Directive: Go through the material and tally the lines containing the string "this". Give the total alone.

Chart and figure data
• • •

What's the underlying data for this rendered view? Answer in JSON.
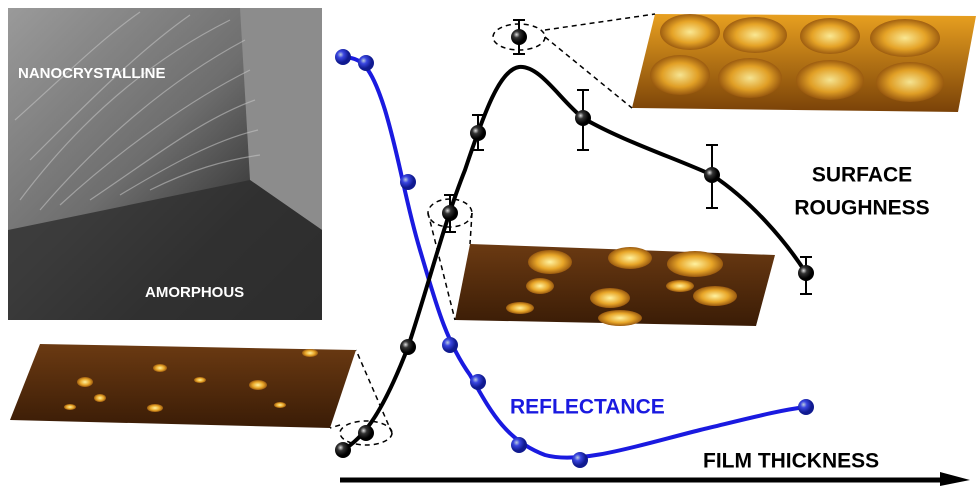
{
  "labels": {
    "nanocrystalline": "NANOCRYSTALLINE",
    "amorphous": "AMORPHOUS",
    "surface_roughness": [
      "SURFACE",
      "ROUGHNESS"
    ],
    "reflectance": "REFLECTANCE",
    "film_thickness": "FILM THICKNESS"
  }
}
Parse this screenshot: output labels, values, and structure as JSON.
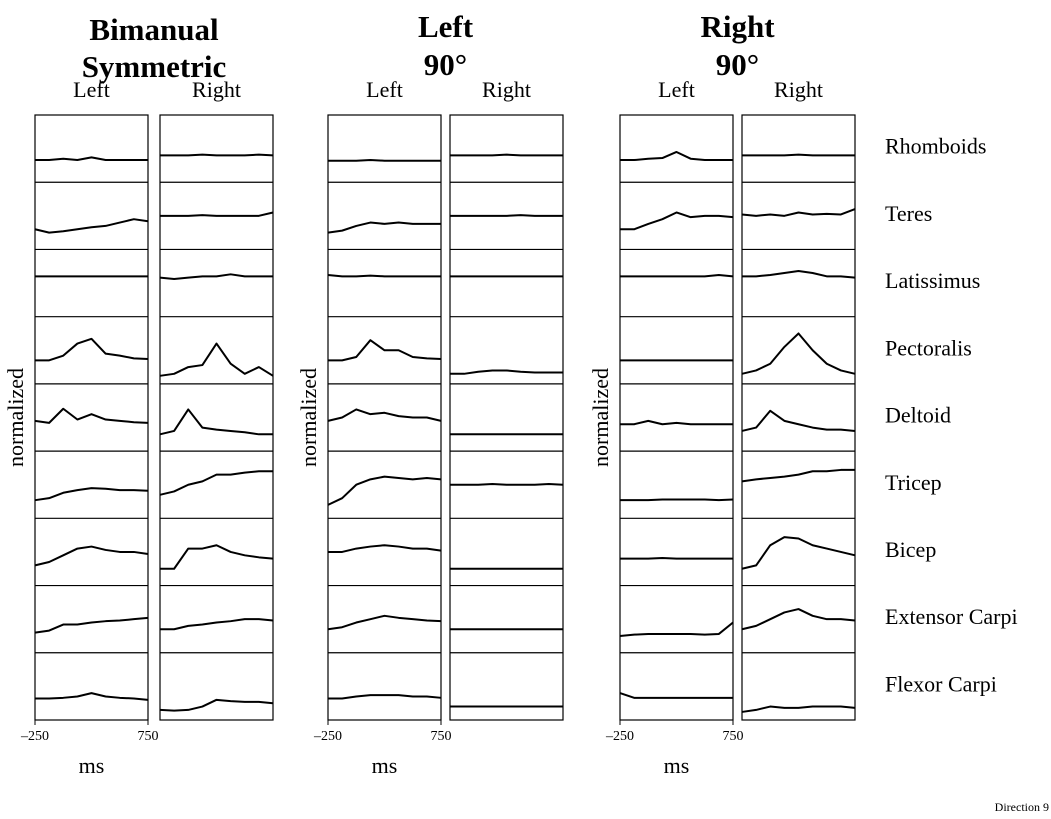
{
  "chart_data": {
    "type": "emg-grid",
    "direction": "Direction 9",
    "ylabel": "normalized",
    "xlabel": "ms",
    "xlim": [
      -250,
      750
    ],
    "xticks": [
      {
        "value": -250,
        "label": "–250"
      },
      750
    ],
    "ylim": [
      0,
      1
    ],
    "x": [
      -250,
      -125,
      0,
      125,
      250,
      375,
      500,
      625,
      750
    ],
    "muscles": [
      "Rhomboids",
      "Teres",
      "Latissimus",
      "Pectoralis",
      "Deltoid",
      "Tricep",
      "Bicep",
      "Extensor Carpi",
      "Flexor Carpi"
    ],
    "groups": [
      {
        "title": [
          "Bimanual",
          "Symmetric"
        ],
        "columns": [
          {
            "label": "Left",
            "traces": [
              [
                0.33,
                0.33,
                0.35,
                0.33,
                0.37,
                0.33,
                0.33,
                0.33,
                0.33
              ],
              [
                0.3,
                0.25,
                0.27,
                0.3,
                0.33,
                0.35,
                0.4,
                0.45,
                0.42
              ],
              [
                0.6,
                0.6,
                0.6,
                0.6,
                0.6,
                0.6,
                0.6,
                0.6,
                0.6
              ],
              [
                0.35,
                0.35,
                0.42,
                0.6,
                0.67,
                0.45,
                0.42,
                0.38,
                0.37
              ],
              [
                0.45,
                0.42,
                0.63,
                0.47,
                0.55,
                0.47,
                0.45,
                0.43,
                0.42
              ],
              [
                0.27,
                0.3,
                0.38,
                0.42,
                0.45,
                0.44,
                0.42,
                0.42,
                0.41
              ],
              [
                0.3,
                0.35,
                0.45,
                0.55,
                0.58,
                0.53,
                0.5,
                0.5,
                0.47
              ],
              [
                0.3,
                0.33,
                0.42,
                0.42,
                0.45,
                0.47,
                0.48,
                0.5,
                0.52
              ],
              [
                0.32,
                0.32,
                0.33,
                0.35,
                0.4,
                0.35,
                0.33,
                0.32,
                0.3
              ]
            ]
          },
          {
            "label": "Right",
            "traces": [
              [
                0.4,
                0.4,
                0.4,
                0.41,
                0.4,
                0.4,
                0.4,
                0.41,
                0.4
              ],
              [
                0.5,
                0.5,
                0.5,
                0.51,
                0.5,
                0.5,
                0.5,
                0.5,
                0.55
              ],
              [
                0.58,
                0.56,
                0.58,
                0.6,
                0.6,
                0.63,
                0.6,
                0.6,
                0.6
              ],
              [
                0.12,
                0.15,
                0.25,
                0.28,
                0.6,
                0.3,
                0.15,
                0.25,
                0.12
              ],
              [
                0.25,
                0.3,
                0.62,
                0.35,
                0.32,
                0.3,
                0.28,
                0.25,
                0.25
              ],
              [
                0.35,
                0.4,
                0.5,
                0.55,
                0.65,
                0.65,
                0.68,
                0.7,
                0.7
              ],
              [
                0.25,
                0.25,
                0.55,
                0.55,
                0.6,
                0.5,
                0.45,
                0.42,
                0.4
              ],
              [
                0.35,
                0.35,
                0.4,
                0.42,
                0.45,
                0.47,
                0.5,
                0.5,
                0.48
              ],
              [
                0.15,
                0.14,
                0.15,
                0.2,
                0.3,
                0.28,
                0.27,
                0.27,
                0.25
              ]
            ]
          }
        ]
      },
      {
        "title": [
          "Left",
          "90°"
        ],
        "columns": [
          {
            "label": "Left",
            "traces": [
              [
                0.32,
                0.32,
                0.32,
                0.33,
                0.32,
                0.32,
                0.32,
                0.32,
                0.32
              ],
              [
                0.25,
                0.28,
                0.35,
                0.4,
                0.38,
                0.4,
                0.38,
                0.38,
                0.38
              ],
              [
                0.62,
                0.6,
                0.6,
                0.61,
                0.6,
                0.6,
                0.6,
                0.6,
                0.6
              ],
              [
                0.35,
                0.35,
                0.4,
                0.65,
                0.5,
                0.5,
                0.4,
                0.38,
                0.37
              ],
              [
                0.45,
                0.5,
                0.62,
                0.55,
                0.57,
                0.52,
                0.5,
                0.5,
                0.45
              ],
              [
                0.2,
                0.3,
                0.5,
                0.58,
                0.62,
                0.6,
                0.58,
                0.6,
                0.58
              ],
              [
                0.5,
                0.5,
                0.55,
                0.58,
                0.6,
                0.58,
                0.55,
                0.55,
                0.52
              ],
              [
                0.35,
                0.38,
                0.45,
                0.5,
                0.55,
                0.52,
                0.5,
                0.48,
                0.47
              ],
              [
                0.32,
                0.32,
                0.35,
                0.37,
                0.37,
                0.37,
                0.35,
                0.35,
                0.33
              ]
            ]
          },
          {
            "label": "Right",
            "traces": [
              [
                0.4,
                0.4,
                0.4,
                0.4,
                0.41,
                0.4,
                0.4,
                0.4,
                0.4
              ],
              [
                0.5,
                0.5,
                0.5,
                0.5,
                0.5,
                0.51,
                0.5,
                0.5,
                0.5
              ],
              [
                0.6,
                0.6,
                0.6,
                0.6,
                0.6,
                0.6,
                0.6,
                0.6,
                0.6
              ],
              [
                0.15,
                0.15,
                0.18,
                0.2,
                0.2,
                0.18,
                0.17,
                0.17,
                0.17
              ],
              [
                0.25,
                0.25,
                0.25,
                0.25,
                0.25,
                0.25,
                0.25,
                0.25,
                0.25
              ],
              [
                0.5,
                0.5,
                0.5,
                0.51,
                0.5,
                0.5,
                0.5,
                0.51,
                0.5
              ],
              [
                0.25,
                0.25,
                0.25,
                0.25,
                0.25,
                0.25,
                0.25,
                0.25,
                0.25
              ],
              [
                0.35,
                0.35,
                0.35,
                0.35,
                0.35,
                0.35,
                0.35,
                0.35,
                0.35
              ],
              [
                0.2,
                0.2,
                0.2,
                0.2,
                0.2,
                0.2,
                0.2,
                0.2,
                0.2
              ]
            ]
          }
        ]
      },
      {
        "title": [
          "Right",
          "90°"
        ],
        "columns": [
          {
            "label": "Left",
            "traces": [
              [
                0.33,
                0.33,
                0.35,
                0.36,
                0.45,
                0.35,
                0.33,
                0.33,
                0.33
              ],
              [
                0.3,
                0.3,
                0.38,
                0.45,
                0.55,
                0.48,
                0.5,
                0.5,
                0.48
              ],
              [
                0.6,
                0.6,
                0.6,
                0.6,
                0.6,
                0.6,
                0.6,
                0.62,
                0.6
              ],
              [
                0.35,
                0.35,
                0.35,
                0.35,
                0.35,
                0.35,
                0.35,
                0.35,
                0.35
              ],
              [
                0.4,
                0.4,
                0.45,
                0.4,
                0.42,
                0.4,
                0.4,
                0.4,
                0.4
              ],
              [
                0.27,
                0.27,
                0.27,
                0.28,
                0.28,
                0.28,
                0.28,
                0.27,
                0.28
              ],
              [
                0.4,
                0.4,
                0.4,
                0.41,
                0.4,
                0.4,
                0.4,
                0.4,
                0.4
              ],
              [
                0.25,
                0.27,
                0.28,
                0.28,
                0.28,
                0.28,
                0.27,
                0.28,
                0.45
              ],
              [
                0.4,
                0.33,
                0.33,
                0.33,
                0.33,
                0.33,
                0.33,
                0.33,
                0.33
              ]
            ]
          },
          {
            "label": "Right",
            "traces": [
              [
                0.4,
                0.4,
                0.4,
                0.4,
                0.41,
                0.4,
                0.4,
                0.4,
                0.4
              ],
              [
                0.52,
                0.5,
                0.52,
                0.5,
                0.55,
                0.52,
                0.53,
                0.52,
                0.6
              ],
              [
                0.6,
                0.6,
                0.62,
                0.65,
                0.68,
                0.65,
                0.6,
                0.6,
                0.58
              ],
              [
                0.15,
                0.2,
                0.3,
                0.55,
                0.75,
                0.5,
                0.3,
                0.2,
                0.15
              ],
              [
                0.3,
                0.35,
                0.6,
                0.45,
                0.4,
                0.35,
                0.32,
                0.32,
                0.3
              ],
              [
                0.55,
                0.58,
                0.6,
                0.62,
                0.65,
                0.7,
                0.7,
                0.72,
                0.72
              ],
              [
                0.25,
                0.3,
                0.6,
                0.72,
                0.7,
                0.6,
                0.55,
                0.5,
                0.45
              ],
              [
                0.35,
                0.4,
                0.5,
                0.6,
                0.65,
                0.55,
                0.5,
                0.5,
                0.48
              ],
              [
                0.12,
                0.15,
                0.2,
                0.18,
                0.18,
                0.2,
                0.2,
                0.2,
                0.18
              ]
            ]
          }
        ]
      }
    ]
  }
}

• • •

Full response: 2